+++ SUPPLIED MATERIAL +++
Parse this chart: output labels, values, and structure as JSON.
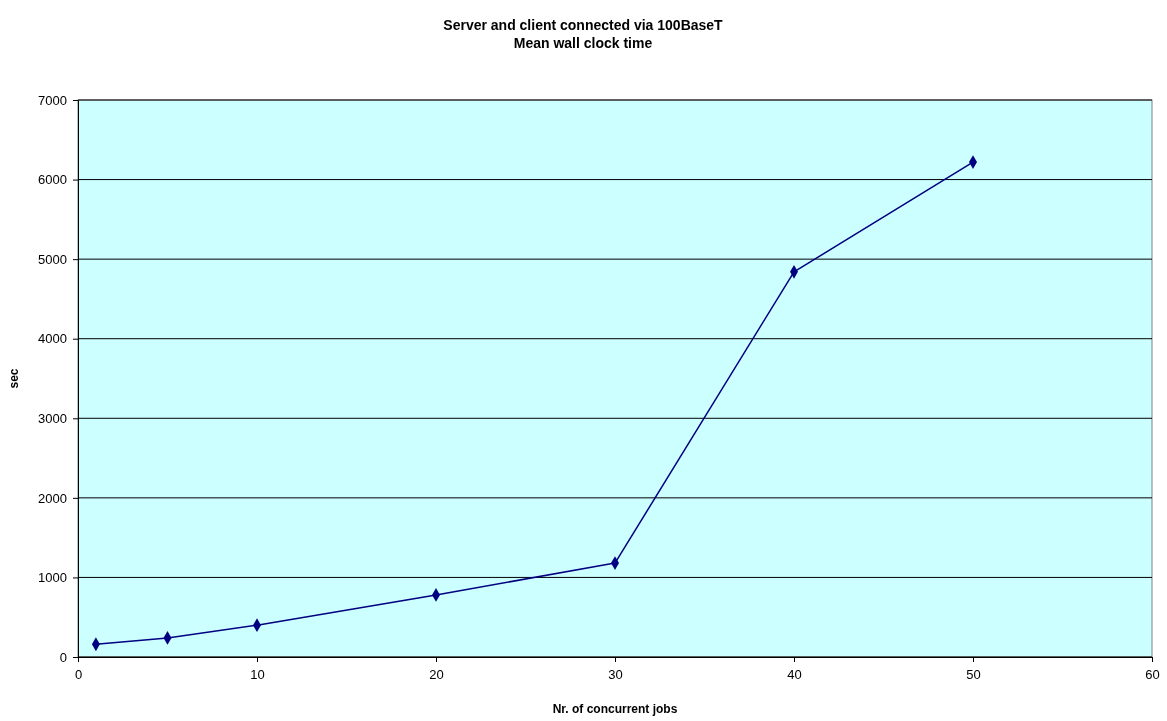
{
  "chart_data": {
    "type": "line",
    "title": "Server and client connected via 100BaseT",
    "subtitle": "Mean wall clock time",
    "xlabel": "Nr. of concurrent jobs",
    "ylabel": "sec",
    "x": [
      1,
      5,
      10,
      20,
      30,
      40,
      50
    ],
    "series": [
      {
        "color": "#000080",
        "values": [
          160,
          240,
          400,
          780,
          1180,
          4840,
          6220
        ]
      }
    ],
    "xlim": [
      0,
      60
    ],
    "xticks": [
      0,
      10,
      20,
      30,
      40,
      50,
      60
    ],
    "ylim": [
      0,
      7000
    ],
    "yticks": [
      0,
      1000,
      2000,
      3000,
      4000,
      5000,
      6000,
      7000
    ],
    "grid": "y",
    "marker": "diamond",
    "line_style": "solid"
  }
}
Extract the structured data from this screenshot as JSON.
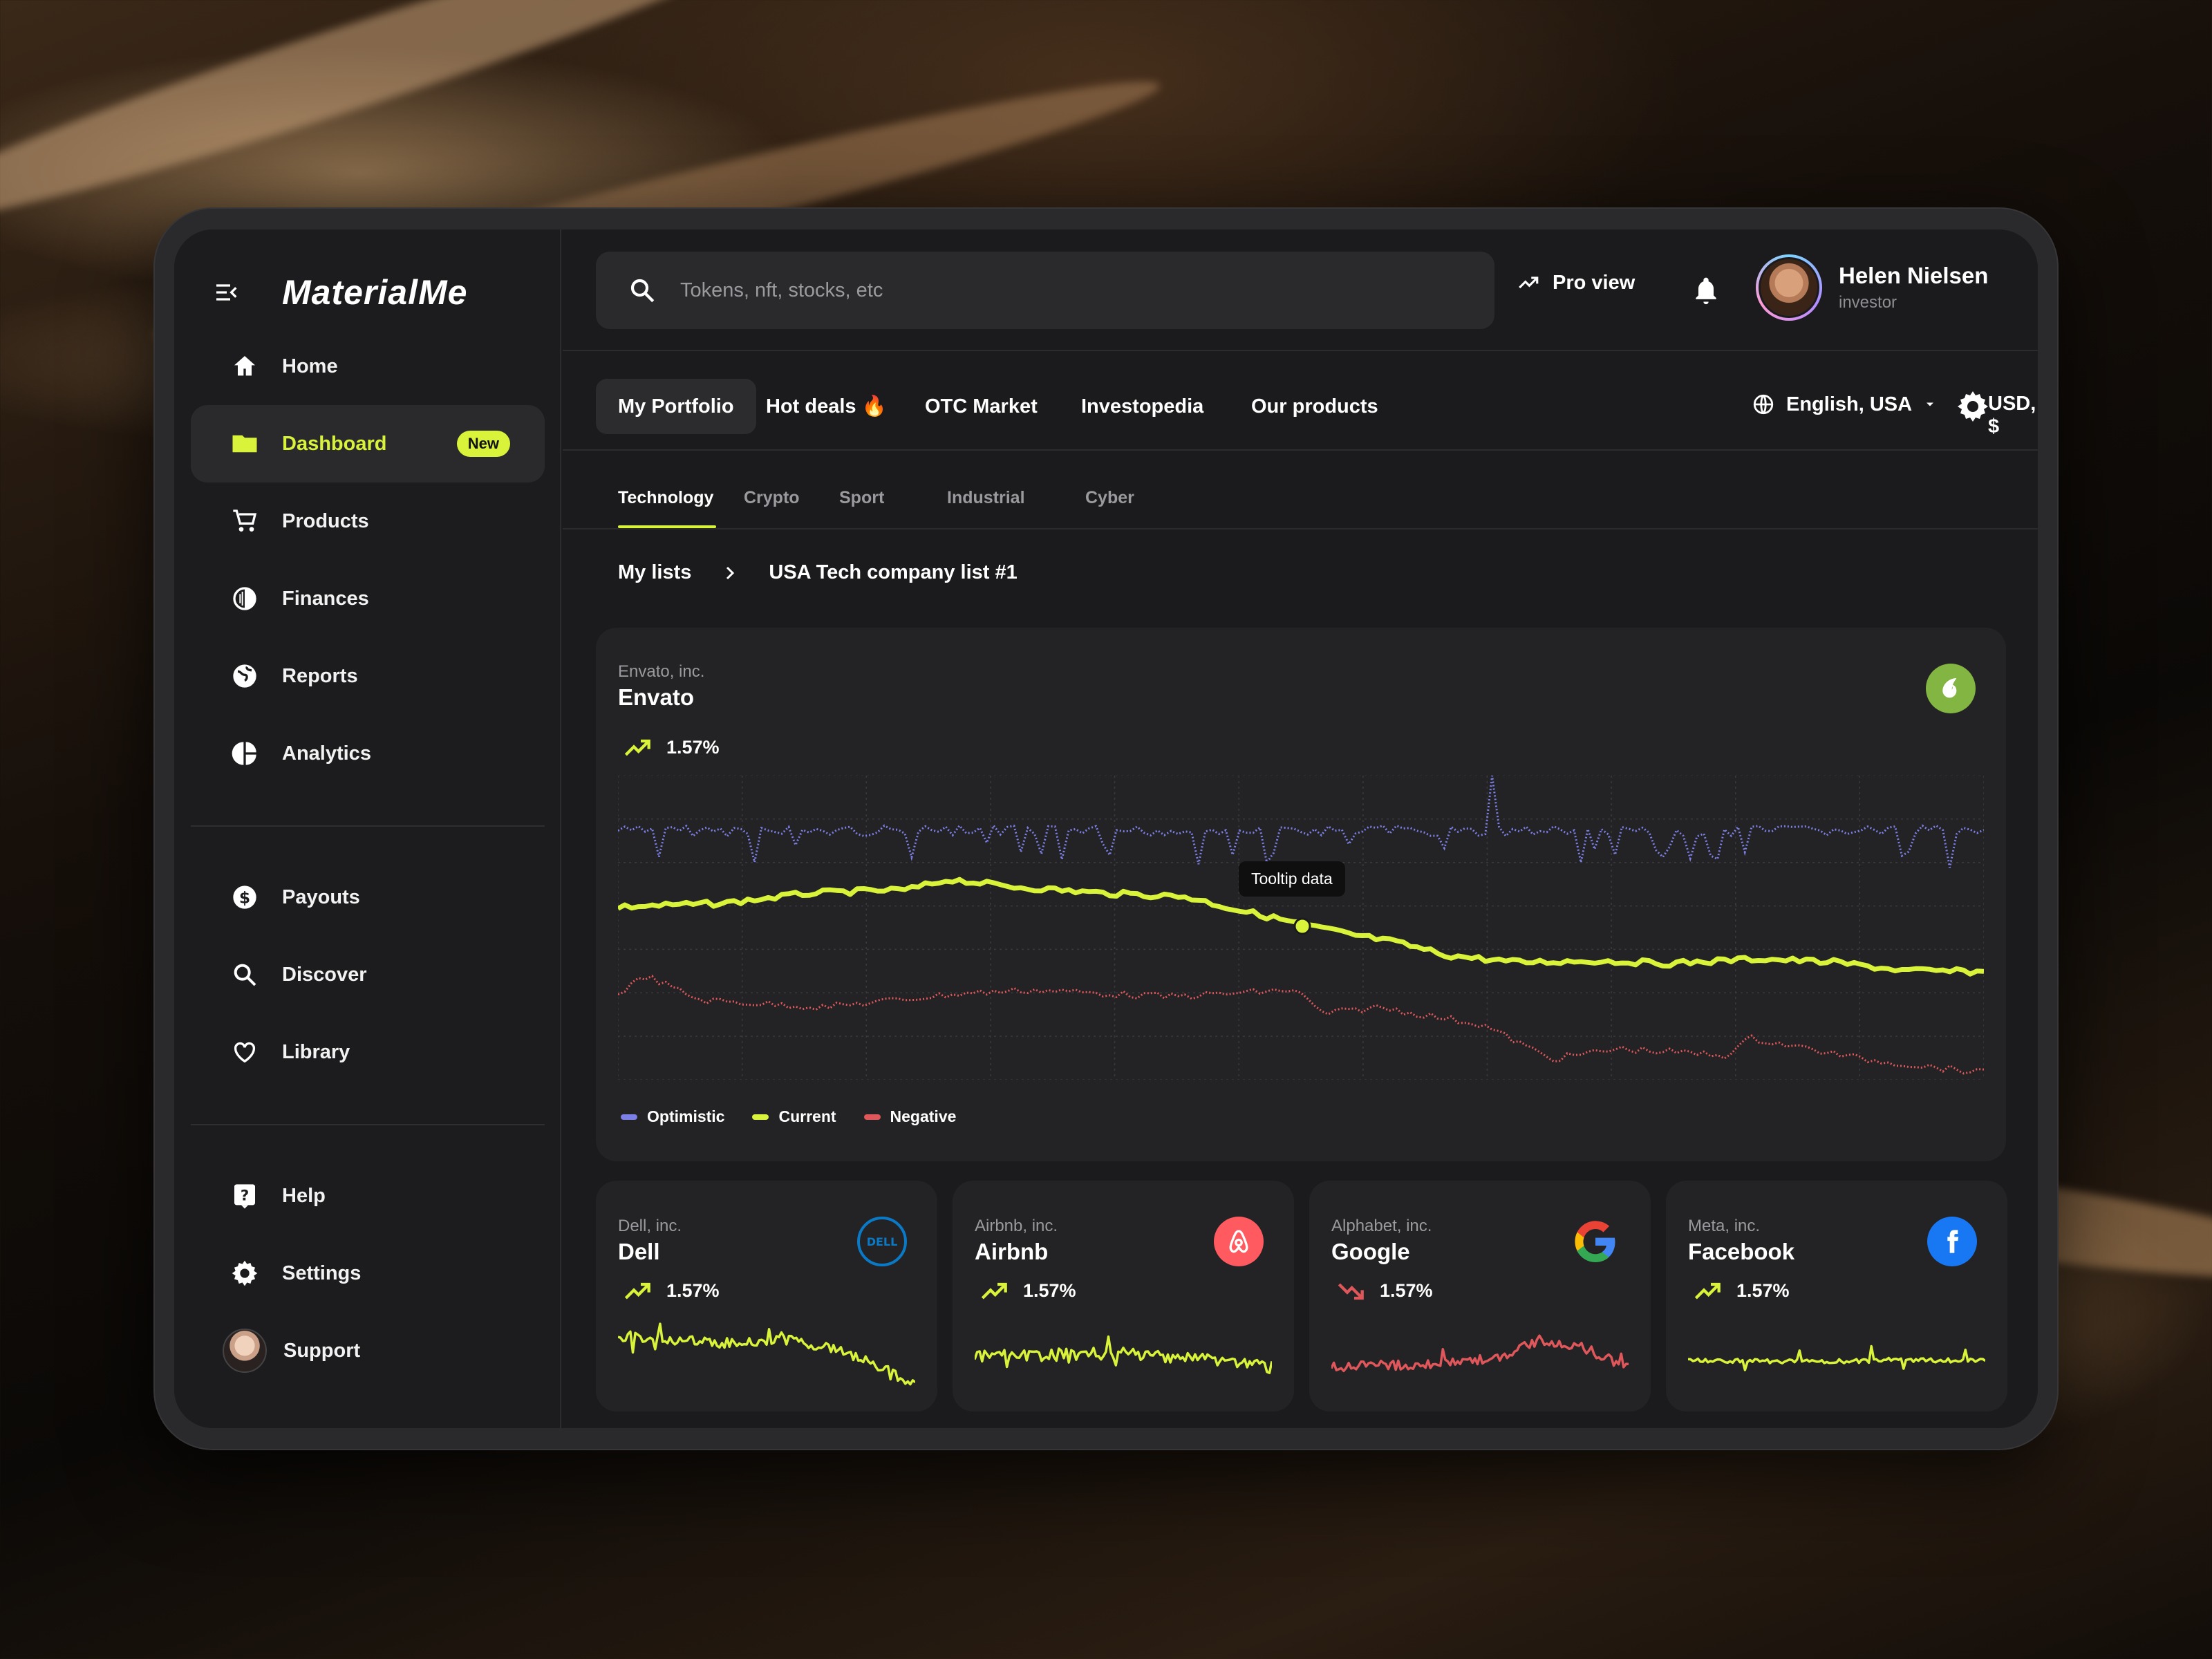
+++
_EXERCISE GOAL_: Repeat the entries exactly and keep the pictures out of the copy.

_REPLY TO THE TASK_:
Parse this chart: output labels, values, and structure as JSON.
{
  "chart_data": {
    "type": "line",
    "title": "Server and client connected via 100BaseT",
    "subtitle": "Mean wall clock time",
    "xlabel": "Nr. of concurrent jobs",
    "ylabel": "sec",
    "x": [
      1,
      5,
      10,
      20,
      30,
      40,
      50
    ],
    "series": [
      {
        "color": "#000080",
        "values": [
          160,
          240,
          400,
          780,
          1180,
          4840,
          6220
        ]
      }
    ],
    "xlim": [
      0,
      60
    ],
    "xticks": [
      0,
      10,
      20,
      30,
      40,
      50,
      60
    ],
    "ylim": [
      0,
      7000
    ],
    "yticks": [
      0,
      1000,
      2000,
      3000,
      4000,
      5000,
      6000,
      7000
    ],
    "grid": "y",
    "marker": "diamond",
    "line_style": "solid"
  }
}
Extract the structured data from this screenshot as JSON.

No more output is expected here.